### PROBLEM
Turn each line of the records below into a JSON list of strings, one string per line, and leave out any blank lines.

### EXCERPTED RECORDS

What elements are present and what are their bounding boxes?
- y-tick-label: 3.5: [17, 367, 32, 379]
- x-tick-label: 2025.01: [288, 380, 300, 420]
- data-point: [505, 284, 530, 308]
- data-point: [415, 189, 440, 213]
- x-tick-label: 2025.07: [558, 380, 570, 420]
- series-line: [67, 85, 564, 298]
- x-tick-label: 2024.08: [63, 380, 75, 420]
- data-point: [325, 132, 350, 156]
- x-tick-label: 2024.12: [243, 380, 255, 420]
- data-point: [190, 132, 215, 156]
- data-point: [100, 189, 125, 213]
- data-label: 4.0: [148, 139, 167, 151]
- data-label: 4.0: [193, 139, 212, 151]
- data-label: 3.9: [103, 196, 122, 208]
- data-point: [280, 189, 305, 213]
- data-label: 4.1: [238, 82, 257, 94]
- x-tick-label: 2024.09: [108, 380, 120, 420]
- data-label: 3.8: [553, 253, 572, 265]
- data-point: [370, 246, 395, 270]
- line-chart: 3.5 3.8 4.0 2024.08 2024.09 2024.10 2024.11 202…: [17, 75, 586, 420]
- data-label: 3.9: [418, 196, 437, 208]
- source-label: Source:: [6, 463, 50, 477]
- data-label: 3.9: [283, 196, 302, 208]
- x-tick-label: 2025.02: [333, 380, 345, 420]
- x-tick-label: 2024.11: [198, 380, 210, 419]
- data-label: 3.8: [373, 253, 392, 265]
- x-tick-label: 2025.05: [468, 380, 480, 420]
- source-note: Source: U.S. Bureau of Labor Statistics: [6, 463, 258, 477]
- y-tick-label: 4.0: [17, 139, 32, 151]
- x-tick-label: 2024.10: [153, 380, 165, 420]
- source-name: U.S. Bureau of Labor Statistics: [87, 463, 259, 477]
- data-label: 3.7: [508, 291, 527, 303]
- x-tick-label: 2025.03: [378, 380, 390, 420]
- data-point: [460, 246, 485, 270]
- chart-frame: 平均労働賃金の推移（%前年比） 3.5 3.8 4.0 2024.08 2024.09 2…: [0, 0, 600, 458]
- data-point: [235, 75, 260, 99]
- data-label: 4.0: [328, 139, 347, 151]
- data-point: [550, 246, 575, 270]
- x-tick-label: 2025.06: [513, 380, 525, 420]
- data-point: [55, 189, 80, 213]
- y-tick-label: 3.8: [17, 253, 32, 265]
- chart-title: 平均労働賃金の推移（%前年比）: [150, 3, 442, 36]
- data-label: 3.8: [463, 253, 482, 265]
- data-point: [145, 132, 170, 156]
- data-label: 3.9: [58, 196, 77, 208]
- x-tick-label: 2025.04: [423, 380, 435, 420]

### ANSWER TO THE TASK
[
  "What elements are present and what are their bounding boxes?",
  "- y-tick-label: 3.5: [17, 367, 32, 379]",
  "- x-tick-label: 2025.01: [288, 380, 300, 420]",
  "- data-point: [505, 284, 530, 308]",
  "- data-point: [415, 189, 440, 213]",
  "- x-tick-label: 2025.07: [558, 380, 570, 420]",
  "- series-line: [67, 85, 564, 298]",
  "- x-tick-label: 2024.08: [63, 380, 75, 420]",
  "- data-point: [325, 132, 350, 156]",
  "- x-tick-label: 2024.12: [243, 380, 255, 420]",
  "- data-point: [190, 132, 215, 156]",
  "- data-point: [100, 189, 125, 213]",
  "- data-label: 4.0: [148, 139, 167, 151]",
  "- data-label: 4.0: [193, 139, 212, 151]",
  "- data-label: 3.9: [103, 196, 122, 208]",
  "- data-point: [280, 189, 305, 213]",
  "- data-label: 4.1: [238, 82, 257, 94]",
  "- x-tick-label: 2024.09: [108, 380, 120, 420]",
  "- data-label: 3.8: [553, 253, 572, 265]",
  "- data-point: [370, 246, 395, 270]",
  "- line-chart: 3.5 3.8 4.0 2024.08 2024.09 2024.10 2024.11 202…: [17, 75, 586, 420]",
  "- data-label: 3.9: [418, 196, 437, 208]",
  "- source-label: Source:: [6, 463, 50, 477]",
  "- data-label: 3.9: [283, 196, 302, 208]",
  "- x-tick-label: 2025.02: [333, 380, 345, 420]",
  "- x-tick-label: 2024.11: [198, 380, 210, 419]",
  "- data-label: 3.8: [373, 253, 392, 265]",
  "- x-tick-label: 2025.05: [468, 380, 480, 420]",
  "- source-note: Source: U.S. Bureau of Labor Statistics: [6, 463, 258, 477]",
  "- y-tick-label: 4.0: [17, 139, 32, 151]",
  "- x-tick-label: 2024.10: [153, 380, 165, 420]",
  "- source-name: U.S. Bureau of Labor Statistics: [87, 463, 259, 477]",
  "- data-label: 3.7: [508, 291, 527, 303]",
  "- x-tick-label: 2025.03: [378, 380, 390, 420]",
  "- data-point: [460, 246, 485, 270]",
  "- chart-frame: 平均労働賃金の推移（%前年比） 3.5 3.8 4.0 2024.08 2024.09 2…: [0, 0, 600, 458]",
  "- data-point: [235, 75, 260, 99]",
  "- data-label: 4.0: [328, 139, 347, 151]",
  "- data-point: [550, 246, 575, 270]",
  "- x-tick-label: 2025.06: [513, 380, 525, 420]",
  "- data-point: [55, 189, 80, 213]",
  "- y-tick-label: 3.8: [17, 253, 32, 265]",
  "- chart-title: 平均労働賃金の推移（%前年比）: [150, 3, 442, 36]",
  "- data-label: 3.8: [463, 253, 482, 265]",
  "- data-point: [145, 132, 170, 156]",
  "- data-label: 3.9: [58, 196, 77, 208]",
  "- x-tick-label: 2025.04: [423, 380, 435, 420]"
]